## WHAT IS NEEDED
Reproduce verbatim every line from the one that includes "Parse this screenshot: output" to the closing line of the entries; omit everything before it.

'''

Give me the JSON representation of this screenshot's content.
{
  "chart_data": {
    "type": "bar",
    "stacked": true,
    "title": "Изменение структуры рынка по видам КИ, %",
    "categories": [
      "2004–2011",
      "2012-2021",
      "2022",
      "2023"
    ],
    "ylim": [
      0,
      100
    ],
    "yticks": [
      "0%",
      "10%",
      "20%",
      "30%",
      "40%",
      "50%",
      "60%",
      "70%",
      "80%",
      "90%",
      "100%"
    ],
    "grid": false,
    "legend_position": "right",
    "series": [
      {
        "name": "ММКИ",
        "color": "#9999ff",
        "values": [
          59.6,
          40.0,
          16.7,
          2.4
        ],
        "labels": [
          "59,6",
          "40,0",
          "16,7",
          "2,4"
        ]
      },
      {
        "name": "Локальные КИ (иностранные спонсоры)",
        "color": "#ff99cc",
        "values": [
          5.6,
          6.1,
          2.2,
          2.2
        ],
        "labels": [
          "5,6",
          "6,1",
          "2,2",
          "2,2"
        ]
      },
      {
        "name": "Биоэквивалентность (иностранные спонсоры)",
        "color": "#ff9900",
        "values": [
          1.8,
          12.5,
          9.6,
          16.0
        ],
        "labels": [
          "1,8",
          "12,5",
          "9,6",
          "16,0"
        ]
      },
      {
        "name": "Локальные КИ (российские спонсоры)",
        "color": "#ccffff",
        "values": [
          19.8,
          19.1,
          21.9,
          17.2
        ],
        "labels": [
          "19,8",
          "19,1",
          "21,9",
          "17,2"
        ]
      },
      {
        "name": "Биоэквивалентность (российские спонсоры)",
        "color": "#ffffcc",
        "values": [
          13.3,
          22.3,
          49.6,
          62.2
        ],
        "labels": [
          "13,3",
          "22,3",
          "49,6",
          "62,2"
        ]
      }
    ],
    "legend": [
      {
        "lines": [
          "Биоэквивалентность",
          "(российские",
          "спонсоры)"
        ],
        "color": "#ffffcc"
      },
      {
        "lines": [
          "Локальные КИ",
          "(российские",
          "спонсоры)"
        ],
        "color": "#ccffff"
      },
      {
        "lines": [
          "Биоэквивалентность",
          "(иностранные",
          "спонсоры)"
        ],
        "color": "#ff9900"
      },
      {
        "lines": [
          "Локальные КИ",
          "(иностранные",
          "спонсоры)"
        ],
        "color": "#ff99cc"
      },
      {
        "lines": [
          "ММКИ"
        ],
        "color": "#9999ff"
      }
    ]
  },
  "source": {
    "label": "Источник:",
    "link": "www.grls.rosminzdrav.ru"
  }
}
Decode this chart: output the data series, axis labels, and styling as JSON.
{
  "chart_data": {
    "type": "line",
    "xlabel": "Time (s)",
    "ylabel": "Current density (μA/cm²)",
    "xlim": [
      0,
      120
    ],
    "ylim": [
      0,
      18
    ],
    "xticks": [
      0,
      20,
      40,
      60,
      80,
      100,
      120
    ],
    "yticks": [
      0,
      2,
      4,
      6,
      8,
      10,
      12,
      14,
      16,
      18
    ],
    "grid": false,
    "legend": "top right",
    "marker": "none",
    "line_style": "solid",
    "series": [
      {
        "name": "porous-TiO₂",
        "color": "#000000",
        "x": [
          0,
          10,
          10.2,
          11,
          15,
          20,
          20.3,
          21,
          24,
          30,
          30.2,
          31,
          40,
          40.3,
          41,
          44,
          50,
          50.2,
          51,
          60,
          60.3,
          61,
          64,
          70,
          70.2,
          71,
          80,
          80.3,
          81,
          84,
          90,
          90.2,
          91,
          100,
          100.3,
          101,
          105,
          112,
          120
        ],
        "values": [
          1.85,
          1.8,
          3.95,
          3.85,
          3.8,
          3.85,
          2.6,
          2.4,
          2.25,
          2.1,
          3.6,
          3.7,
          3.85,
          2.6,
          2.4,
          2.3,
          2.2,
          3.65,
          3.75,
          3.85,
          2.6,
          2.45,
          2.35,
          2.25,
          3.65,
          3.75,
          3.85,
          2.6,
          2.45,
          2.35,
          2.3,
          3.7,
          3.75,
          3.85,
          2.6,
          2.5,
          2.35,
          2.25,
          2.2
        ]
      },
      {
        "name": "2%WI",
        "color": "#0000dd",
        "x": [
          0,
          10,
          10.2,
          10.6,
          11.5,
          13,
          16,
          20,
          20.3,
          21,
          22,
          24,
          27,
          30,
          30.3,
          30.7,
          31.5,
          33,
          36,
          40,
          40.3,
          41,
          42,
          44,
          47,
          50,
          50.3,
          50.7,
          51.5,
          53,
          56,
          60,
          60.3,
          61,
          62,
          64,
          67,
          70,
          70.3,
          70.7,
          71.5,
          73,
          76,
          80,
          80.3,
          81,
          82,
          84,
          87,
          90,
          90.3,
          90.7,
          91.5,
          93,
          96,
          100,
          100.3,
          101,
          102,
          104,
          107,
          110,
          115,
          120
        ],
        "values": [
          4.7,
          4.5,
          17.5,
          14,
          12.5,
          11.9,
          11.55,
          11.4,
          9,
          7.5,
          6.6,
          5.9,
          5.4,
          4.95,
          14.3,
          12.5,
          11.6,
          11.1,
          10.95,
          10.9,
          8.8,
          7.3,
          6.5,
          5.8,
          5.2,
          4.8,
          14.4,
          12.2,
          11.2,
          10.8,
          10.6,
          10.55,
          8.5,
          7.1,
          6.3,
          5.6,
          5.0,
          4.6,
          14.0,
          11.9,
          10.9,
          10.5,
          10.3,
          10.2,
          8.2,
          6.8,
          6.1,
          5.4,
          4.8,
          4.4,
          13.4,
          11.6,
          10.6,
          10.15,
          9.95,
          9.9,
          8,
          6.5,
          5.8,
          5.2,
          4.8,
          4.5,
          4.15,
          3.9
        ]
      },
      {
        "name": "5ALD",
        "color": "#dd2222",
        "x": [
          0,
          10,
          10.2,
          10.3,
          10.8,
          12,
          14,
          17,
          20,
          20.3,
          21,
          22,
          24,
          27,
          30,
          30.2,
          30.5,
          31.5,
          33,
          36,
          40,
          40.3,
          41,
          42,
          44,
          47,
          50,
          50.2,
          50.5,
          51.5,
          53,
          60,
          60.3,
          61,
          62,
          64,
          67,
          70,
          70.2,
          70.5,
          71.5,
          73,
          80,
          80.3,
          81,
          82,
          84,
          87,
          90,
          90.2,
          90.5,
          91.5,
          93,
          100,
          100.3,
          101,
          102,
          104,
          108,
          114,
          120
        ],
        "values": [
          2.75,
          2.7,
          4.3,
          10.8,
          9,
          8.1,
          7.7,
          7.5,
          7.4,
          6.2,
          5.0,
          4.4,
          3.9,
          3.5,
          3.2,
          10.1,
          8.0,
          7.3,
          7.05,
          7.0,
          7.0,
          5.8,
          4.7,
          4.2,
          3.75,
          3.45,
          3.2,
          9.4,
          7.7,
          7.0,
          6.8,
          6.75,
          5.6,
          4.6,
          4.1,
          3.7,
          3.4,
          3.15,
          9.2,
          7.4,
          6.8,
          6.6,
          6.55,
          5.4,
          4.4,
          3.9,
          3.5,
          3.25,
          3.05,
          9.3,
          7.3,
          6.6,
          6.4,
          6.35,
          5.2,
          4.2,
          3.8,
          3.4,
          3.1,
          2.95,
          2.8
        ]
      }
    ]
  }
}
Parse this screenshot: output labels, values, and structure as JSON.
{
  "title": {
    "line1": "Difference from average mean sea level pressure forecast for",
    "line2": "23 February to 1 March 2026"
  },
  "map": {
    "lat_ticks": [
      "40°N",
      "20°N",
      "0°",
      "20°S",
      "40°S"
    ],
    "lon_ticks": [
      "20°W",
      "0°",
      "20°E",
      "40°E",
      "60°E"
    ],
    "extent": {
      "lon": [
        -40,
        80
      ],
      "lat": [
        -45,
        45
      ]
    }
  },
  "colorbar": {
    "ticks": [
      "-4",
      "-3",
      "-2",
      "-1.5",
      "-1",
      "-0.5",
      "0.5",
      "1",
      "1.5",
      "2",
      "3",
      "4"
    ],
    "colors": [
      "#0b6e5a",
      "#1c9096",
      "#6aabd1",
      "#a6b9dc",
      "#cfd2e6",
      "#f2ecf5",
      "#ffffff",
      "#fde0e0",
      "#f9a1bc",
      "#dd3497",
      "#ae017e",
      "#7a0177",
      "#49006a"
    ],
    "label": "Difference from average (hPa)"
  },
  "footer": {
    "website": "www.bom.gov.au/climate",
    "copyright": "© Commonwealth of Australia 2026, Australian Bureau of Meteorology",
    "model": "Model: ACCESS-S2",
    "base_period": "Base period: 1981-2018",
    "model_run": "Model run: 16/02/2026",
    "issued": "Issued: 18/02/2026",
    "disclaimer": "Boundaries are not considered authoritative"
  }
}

'''

## TASK OUTPUT
Parse this screenshot: output labels, values, and structure as JSON.
{
  "title": {
    "line1": "Difference from average mean sea level pressure forecast for",
    "line2": "23 February to 1 March 2026"
  },
  "map": {
    "lat_ticks": [
      "40°N",
      "20°N",
      "0°",
      "20°S",
      "40°S"
    ],
    "lon_ticks": [
      "20°W",
      "0°",
      "20°E",
      "40°E",
      "60°E"
    ],
    "extent": {
      "lon": [
        -40,
        80
      ],
      "lat": [
        -45,
        45
      ]
    }
  },
  "colorbar": {
    "ticks": [
      "-4",
      "-3",
      "-2",
      "-1.5",
      "-1",
      "-0.5",
      "0.5",
      "1",
      "1.5",
      "2",
      "3",
      "4"
    ],
    "colors": [
      "#0b6e5a",
      "#1c9096",
      "#6aabd1",
      "#a6b9dc",
      "#cfd2e6",
      "#f2ecf5",
      "#ffffff",
      "#fde0e0",
      "#f9a1bc",
      "#dd3497",
      "#ae017e",
      "#7a0177",
      "#49006a"
    ],
    "label": "Difference from average (hPa)"
  },
  "footer": {
    "website": "www.bom.gov.au/climate",
    "copyright": "© Commonwealth of Australia 2026, Australian Bureau of Meteorology",
    "model": "Model: ACCESS-S2",
    "base_period": "Base period: 1981-2018",
    "model_run": "Model run: 16/02/2026",
    "issued": "Issued: 18/02/2026",
    "disclaimer": "Boundaries are not considered authoritative"
  }
}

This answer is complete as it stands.